- PROMPT A
Duplicate the entries word for word, from their first line up to and including the line containing "- text-line: ल्लास)।: [136, 626, 264, 677]".

There are mornings when I wake up and can’t remember my name, but
I can recite the lineup of the 1948 Cleveland Indians flawlessly. Still,
some history is better left forgotten.
The young soldier in the photo is poised - steel-taut, rifle at the ready,
obviously honed to a keen fighting edge. Seven weeks of basic training
have melted off the excess pounds, hardened the muscles from head to toe.
If, at the same time, brain tissue has softened under the pressure of
the military way of life, at least it doesn’t show in the picture.
He weighs 179 pounds, and the actuarial tables that insurance companies
love so dearly would have attested to that number’s favorable relationship
to his height, an inch or so below six feet.
I know all this because my wife keeps dragging out the picture and leaving
it where I can’t possibly miss seeing it. That young, lean, discouragingly
trim soldier points his accusing rifle straight at my overly generous
midriff. If a bayonet were affixed to that World War II weapon, it would
be designed to cut away flab, of which I have accumulated more than my
fair share.
“What have you done to me?” that 18-year-old frozen memory
asks. And in reply, I can but hang my double chin in shame. Inside every
fat person there is a thin person longing to be released. Ah, the days,
weeks, months, meals of grass and bird seed I have endured in that liberation
effort. I have devoured grapefruit by the crate, drunk water by the gallon,
shredded mushrooms by the bushel, measured out tons of cottage cheese
and opened enough cans of tuna to send the owner of Chicken of the Sea
into luxurious retirement forever. I have weighed myself scrupulously,
battling ferociously over each quarter of a pound, tearing apart the scale
that seemed forever frozen at the 230-pound mark. I have sat in group
sessions with other fatties, exchanging horror stories of gustatorial
excesses that could put a sizable dent in the world’s hunger problem.

- DATA SHOWN
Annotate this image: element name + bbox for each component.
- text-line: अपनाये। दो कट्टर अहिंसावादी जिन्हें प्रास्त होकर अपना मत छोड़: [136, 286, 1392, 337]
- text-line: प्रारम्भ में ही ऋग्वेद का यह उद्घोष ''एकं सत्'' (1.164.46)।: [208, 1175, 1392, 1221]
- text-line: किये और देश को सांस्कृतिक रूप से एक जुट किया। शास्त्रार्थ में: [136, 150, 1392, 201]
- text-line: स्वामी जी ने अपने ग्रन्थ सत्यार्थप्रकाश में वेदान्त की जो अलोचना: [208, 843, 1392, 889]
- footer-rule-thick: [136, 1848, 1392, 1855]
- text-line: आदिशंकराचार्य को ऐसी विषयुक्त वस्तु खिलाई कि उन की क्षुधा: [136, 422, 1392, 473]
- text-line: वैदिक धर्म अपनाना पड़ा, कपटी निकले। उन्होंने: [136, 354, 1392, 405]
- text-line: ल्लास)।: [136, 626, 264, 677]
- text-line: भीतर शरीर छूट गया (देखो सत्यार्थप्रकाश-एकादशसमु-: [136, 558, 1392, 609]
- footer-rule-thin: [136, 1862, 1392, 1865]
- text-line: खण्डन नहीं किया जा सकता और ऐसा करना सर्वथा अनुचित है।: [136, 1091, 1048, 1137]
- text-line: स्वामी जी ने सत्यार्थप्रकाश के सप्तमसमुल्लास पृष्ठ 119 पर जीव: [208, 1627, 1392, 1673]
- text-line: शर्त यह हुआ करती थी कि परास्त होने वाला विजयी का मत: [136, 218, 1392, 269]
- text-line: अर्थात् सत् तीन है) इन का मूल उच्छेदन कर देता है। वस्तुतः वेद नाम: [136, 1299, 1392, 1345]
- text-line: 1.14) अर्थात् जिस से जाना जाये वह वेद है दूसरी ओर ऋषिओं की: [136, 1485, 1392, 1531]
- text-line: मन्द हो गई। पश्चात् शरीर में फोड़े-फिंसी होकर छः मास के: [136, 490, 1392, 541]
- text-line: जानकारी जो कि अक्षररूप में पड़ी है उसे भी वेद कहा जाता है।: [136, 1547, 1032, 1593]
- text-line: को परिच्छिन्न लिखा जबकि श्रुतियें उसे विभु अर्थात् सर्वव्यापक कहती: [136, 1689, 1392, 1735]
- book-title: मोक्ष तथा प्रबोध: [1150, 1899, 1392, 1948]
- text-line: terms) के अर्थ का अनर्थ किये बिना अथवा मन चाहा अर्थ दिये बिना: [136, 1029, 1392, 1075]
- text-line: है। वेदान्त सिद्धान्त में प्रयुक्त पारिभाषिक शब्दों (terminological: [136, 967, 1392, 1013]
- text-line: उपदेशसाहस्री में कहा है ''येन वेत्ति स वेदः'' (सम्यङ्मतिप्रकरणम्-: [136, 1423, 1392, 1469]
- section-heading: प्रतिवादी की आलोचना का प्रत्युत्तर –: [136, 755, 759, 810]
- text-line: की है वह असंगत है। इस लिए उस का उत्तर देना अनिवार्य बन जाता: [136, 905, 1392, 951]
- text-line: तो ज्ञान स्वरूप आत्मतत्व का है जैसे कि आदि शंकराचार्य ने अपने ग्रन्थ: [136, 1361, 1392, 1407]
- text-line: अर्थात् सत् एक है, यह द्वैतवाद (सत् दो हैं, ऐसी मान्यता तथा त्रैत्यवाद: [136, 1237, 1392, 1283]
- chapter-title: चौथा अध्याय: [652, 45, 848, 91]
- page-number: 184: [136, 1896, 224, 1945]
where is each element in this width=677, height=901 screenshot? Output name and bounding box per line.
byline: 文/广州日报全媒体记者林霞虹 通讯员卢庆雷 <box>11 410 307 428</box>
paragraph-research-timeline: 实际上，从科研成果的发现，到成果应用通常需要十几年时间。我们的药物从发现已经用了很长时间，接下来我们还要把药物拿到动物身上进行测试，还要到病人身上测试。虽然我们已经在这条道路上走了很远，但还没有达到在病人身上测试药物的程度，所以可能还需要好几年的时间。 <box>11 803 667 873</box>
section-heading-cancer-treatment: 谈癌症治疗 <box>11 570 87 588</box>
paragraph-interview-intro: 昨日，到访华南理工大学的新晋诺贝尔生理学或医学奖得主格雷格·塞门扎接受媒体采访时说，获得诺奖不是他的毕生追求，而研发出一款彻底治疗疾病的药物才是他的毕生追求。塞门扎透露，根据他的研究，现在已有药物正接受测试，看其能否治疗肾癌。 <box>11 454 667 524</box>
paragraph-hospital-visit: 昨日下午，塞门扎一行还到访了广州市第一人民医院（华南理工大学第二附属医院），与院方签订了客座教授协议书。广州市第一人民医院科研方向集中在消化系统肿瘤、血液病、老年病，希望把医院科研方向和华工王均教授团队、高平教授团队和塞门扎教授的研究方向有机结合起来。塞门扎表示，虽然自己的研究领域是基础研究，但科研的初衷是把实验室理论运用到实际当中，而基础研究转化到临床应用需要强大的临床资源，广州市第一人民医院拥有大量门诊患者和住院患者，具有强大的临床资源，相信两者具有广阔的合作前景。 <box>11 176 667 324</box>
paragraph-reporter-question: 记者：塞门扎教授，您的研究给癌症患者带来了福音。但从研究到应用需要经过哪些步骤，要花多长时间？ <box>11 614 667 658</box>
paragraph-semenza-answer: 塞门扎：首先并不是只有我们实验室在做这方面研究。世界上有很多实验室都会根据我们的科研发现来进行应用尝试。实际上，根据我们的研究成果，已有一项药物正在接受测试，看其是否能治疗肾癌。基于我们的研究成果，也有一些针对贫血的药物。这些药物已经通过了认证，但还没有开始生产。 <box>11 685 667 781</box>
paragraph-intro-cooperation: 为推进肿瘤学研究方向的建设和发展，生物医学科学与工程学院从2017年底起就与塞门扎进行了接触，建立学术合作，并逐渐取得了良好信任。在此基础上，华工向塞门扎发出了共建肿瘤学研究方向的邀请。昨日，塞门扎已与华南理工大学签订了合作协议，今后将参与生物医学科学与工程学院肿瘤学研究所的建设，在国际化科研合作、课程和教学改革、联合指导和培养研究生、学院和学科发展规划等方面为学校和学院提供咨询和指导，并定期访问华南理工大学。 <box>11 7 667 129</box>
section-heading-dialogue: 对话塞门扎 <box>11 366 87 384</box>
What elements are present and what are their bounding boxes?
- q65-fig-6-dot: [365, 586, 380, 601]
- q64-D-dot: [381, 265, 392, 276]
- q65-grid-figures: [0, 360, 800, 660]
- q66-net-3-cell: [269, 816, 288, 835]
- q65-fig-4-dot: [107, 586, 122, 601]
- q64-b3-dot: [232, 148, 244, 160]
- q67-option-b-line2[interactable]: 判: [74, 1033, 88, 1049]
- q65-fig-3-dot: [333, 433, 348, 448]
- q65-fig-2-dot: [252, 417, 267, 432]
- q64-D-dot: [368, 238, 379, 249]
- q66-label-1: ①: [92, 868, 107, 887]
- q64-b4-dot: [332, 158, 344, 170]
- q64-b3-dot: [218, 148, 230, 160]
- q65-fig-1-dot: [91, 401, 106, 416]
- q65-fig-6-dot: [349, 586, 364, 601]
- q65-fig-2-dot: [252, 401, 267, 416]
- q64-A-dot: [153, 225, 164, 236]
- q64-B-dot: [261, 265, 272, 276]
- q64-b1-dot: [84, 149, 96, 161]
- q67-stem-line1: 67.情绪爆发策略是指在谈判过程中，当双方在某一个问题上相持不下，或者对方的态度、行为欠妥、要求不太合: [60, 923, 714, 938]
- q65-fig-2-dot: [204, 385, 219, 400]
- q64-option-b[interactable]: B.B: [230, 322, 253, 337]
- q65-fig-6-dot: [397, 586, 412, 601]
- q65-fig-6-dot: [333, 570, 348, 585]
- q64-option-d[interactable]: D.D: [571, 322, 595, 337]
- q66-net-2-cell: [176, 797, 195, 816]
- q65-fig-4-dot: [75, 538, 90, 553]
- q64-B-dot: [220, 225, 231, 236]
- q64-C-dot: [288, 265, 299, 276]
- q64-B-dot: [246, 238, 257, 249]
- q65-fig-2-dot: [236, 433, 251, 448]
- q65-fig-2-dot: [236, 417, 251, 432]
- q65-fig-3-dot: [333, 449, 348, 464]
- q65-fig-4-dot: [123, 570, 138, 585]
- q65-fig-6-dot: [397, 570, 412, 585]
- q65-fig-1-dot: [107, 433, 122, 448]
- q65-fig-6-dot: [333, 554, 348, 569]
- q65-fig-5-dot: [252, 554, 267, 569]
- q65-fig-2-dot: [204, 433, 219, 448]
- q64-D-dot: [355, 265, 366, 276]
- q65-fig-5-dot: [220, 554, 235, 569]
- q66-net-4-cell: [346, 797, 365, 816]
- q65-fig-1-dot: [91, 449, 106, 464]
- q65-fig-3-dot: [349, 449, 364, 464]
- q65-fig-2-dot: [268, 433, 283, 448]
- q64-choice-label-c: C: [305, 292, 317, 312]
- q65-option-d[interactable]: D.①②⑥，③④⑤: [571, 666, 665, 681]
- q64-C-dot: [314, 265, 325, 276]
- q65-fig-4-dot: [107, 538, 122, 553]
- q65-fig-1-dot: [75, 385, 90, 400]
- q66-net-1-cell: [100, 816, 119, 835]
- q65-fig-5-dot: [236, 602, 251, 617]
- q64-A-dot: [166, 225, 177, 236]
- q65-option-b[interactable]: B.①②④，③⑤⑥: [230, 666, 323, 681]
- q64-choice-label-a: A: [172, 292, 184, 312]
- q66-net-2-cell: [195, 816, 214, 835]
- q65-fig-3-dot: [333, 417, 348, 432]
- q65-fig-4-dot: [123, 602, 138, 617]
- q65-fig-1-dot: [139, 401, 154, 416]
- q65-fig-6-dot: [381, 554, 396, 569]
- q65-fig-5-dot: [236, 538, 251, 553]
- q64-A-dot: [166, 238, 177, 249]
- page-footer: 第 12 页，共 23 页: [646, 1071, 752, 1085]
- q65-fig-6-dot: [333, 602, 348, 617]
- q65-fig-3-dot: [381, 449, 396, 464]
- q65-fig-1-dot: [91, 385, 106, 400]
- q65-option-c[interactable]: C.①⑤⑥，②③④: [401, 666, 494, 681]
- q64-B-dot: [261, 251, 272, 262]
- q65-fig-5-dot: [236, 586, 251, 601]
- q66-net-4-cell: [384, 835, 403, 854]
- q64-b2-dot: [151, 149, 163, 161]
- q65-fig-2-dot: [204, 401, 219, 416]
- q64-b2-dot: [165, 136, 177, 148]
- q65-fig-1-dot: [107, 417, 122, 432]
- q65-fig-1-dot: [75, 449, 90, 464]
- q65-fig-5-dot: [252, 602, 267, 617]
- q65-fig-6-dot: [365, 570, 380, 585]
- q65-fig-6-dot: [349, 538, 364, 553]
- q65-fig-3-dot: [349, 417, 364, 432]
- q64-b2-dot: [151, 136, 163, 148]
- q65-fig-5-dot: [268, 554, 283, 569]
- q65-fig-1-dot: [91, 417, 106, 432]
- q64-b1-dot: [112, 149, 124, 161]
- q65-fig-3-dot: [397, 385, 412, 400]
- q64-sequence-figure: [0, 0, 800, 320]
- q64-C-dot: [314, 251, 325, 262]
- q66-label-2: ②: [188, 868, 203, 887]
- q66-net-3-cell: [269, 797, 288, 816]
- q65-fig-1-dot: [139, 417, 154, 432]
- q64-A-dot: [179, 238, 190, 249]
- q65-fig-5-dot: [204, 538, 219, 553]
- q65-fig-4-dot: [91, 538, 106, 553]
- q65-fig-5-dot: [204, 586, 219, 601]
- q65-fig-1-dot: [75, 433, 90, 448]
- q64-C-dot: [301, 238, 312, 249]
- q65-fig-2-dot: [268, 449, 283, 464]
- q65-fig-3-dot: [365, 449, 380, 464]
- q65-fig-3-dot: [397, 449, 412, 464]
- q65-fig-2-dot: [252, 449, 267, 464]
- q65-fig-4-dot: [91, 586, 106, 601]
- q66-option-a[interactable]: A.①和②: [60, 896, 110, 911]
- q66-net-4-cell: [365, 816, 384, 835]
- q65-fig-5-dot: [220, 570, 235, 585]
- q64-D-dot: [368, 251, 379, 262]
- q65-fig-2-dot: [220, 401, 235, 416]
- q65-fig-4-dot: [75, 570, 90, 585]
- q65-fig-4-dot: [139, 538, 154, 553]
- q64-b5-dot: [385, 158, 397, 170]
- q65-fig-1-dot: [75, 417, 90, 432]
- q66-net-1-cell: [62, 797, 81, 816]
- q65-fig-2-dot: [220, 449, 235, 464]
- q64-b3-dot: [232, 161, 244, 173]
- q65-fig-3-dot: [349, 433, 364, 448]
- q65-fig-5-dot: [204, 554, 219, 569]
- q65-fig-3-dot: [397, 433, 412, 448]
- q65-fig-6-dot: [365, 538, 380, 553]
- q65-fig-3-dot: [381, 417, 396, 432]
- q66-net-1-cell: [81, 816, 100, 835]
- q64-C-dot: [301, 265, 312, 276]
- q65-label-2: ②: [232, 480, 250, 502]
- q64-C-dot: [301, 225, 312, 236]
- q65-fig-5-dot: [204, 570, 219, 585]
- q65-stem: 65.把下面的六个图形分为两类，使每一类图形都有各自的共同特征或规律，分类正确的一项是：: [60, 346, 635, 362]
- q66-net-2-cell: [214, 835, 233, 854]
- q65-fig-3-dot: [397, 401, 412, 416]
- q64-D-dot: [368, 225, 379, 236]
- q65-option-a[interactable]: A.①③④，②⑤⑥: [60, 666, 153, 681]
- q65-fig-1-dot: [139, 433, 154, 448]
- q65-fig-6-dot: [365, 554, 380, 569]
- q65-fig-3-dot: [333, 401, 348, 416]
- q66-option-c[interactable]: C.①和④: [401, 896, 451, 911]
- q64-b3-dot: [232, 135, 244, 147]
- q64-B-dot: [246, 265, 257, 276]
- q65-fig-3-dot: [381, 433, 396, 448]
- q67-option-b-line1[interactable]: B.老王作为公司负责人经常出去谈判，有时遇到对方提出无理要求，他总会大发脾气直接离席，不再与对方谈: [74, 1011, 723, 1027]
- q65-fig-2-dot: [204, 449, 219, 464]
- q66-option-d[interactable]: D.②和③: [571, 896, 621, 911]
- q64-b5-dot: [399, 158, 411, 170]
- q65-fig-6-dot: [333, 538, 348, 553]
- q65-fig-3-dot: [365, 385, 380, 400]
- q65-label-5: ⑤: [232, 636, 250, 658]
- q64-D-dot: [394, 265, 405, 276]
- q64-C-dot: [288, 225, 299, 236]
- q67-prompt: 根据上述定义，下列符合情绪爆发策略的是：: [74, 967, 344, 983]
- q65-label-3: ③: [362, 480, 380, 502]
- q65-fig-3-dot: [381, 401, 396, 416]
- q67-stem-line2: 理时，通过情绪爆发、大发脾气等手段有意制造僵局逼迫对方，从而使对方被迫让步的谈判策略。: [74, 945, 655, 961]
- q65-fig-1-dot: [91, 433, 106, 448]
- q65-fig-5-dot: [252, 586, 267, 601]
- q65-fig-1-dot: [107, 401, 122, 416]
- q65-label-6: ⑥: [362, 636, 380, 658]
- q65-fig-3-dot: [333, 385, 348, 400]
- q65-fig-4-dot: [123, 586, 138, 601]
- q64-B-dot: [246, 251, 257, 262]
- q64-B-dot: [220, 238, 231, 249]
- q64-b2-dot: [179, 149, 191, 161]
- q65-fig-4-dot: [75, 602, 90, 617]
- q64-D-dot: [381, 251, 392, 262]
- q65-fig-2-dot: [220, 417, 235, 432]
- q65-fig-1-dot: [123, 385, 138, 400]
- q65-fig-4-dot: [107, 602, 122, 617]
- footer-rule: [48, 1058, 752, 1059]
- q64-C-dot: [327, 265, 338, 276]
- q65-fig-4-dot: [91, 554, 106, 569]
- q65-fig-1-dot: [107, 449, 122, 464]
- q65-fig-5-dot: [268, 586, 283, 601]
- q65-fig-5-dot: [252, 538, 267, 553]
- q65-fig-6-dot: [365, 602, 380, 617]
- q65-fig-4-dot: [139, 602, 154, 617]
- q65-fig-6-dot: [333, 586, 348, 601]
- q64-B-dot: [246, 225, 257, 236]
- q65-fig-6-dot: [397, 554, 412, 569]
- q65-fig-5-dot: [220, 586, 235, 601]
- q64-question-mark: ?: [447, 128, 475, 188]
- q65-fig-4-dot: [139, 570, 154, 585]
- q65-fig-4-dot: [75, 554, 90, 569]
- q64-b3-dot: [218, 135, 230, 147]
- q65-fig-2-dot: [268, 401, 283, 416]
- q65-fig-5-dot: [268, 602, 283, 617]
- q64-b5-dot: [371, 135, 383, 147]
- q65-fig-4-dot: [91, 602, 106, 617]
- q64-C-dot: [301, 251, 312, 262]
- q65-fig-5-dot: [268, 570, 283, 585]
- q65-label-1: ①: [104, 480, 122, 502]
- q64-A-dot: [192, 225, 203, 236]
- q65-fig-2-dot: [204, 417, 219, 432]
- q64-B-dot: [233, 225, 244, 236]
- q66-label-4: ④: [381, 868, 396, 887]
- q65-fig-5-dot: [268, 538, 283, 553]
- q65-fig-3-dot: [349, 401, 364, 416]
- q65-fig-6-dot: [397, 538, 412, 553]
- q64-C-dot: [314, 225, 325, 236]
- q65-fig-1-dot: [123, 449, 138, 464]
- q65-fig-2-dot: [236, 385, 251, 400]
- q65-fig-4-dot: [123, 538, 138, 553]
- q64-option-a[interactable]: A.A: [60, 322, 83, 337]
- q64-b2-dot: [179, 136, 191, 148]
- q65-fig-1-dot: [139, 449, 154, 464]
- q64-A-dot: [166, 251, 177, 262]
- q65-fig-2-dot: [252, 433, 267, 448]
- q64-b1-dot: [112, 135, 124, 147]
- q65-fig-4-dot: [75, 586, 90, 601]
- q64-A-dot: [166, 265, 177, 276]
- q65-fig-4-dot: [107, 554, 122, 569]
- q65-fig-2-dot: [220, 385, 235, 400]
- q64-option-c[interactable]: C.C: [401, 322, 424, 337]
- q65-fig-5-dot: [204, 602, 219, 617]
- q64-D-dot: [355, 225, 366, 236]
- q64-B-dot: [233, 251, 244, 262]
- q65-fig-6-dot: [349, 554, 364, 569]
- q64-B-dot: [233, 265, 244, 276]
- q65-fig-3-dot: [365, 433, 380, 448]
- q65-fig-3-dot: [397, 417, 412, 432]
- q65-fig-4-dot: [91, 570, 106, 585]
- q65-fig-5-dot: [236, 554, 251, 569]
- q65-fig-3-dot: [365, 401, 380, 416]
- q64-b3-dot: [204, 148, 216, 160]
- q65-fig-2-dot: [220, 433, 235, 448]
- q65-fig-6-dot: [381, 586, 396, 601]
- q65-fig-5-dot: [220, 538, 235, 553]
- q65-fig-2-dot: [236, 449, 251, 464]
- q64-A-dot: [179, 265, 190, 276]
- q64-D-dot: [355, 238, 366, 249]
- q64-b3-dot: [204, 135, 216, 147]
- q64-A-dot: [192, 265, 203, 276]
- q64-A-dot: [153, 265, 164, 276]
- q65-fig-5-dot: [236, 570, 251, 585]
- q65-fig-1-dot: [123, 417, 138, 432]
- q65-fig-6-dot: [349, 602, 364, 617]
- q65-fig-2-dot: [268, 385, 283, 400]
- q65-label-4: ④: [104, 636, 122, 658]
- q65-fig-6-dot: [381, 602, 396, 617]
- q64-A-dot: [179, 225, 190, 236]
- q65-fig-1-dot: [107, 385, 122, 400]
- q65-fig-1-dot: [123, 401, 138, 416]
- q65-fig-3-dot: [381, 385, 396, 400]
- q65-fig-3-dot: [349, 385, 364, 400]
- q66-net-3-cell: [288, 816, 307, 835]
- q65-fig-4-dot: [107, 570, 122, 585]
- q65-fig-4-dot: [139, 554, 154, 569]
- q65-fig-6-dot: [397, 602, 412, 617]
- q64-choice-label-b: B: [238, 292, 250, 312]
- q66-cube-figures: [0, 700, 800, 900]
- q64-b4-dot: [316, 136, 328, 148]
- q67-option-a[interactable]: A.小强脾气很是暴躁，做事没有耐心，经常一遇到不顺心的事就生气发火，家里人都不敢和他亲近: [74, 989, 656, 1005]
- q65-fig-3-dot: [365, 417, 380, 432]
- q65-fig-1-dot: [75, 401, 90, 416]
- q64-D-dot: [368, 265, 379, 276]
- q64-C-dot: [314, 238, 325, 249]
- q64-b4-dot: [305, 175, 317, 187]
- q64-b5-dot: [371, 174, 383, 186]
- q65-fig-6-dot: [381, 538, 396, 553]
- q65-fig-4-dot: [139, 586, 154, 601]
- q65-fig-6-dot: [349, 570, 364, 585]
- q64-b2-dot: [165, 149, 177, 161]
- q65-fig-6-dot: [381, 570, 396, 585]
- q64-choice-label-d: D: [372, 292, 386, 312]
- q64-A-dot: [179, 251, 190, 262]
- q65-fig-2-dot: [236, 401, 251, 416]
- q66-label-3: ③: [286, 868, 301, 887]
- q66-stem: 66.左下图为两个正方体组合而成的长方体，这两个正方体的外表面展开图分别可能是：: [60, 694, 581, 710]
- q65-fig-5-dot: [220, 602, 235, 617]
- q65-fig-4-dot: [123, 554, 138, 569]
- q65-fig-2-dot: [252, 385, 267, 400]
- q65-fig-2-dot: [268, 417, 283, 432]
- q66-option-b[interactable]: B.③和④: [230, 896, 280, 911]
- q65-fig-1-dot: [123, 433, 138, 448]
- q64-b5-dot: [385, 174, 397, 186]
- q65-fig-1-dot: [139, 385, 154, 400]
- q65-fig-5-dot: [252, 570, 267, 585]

- PROMPT B
In the essay about the old army photograph, how much does the young soldier weigh?

- FINAL RESULT A
Annotate this image: element name + bbox for each component.
- text-line: अपनाये। दो कट्टर अहिंसावादी जिन्हें प्रास्त होकर अपना मत छोड़: [136, 286, 1392, 337]
- text-line: प्रारम्भ में ही ऋग्वेद का यह उद्घोष ''एकं सत्'' (1.164.46)।: [208, 1175, 1392, 1221]
- text-line: किये और देश को सांस्कृतिक रूप से एक जुट किया। शास्त्रार्थ में: [136, 150, 1392, 201]
- text-line: स्वामी जी ने अपने ग्रन्थ सत्यार्थप्रकाश में वेदान्त की जो अलोचना: [208, 843, 1392, 889]
- footer-rule-thick: [136, 1848, 1392, 1855]
- text-line: आदिशंकराचार्य को ऐसी विषयुक्त वस्तु खिलाई कि उन की क्षुधा: [136, 422, 1392, 473]
- text-line: वैदिक धर्म अपनाना पड़ा, कपटी निकले। उन्होंने: [136, 354, 1392, 405]
- text-line: ल्लास)।: [136, 626, 264, 677]

- FINAL RESULT B
179 pounds.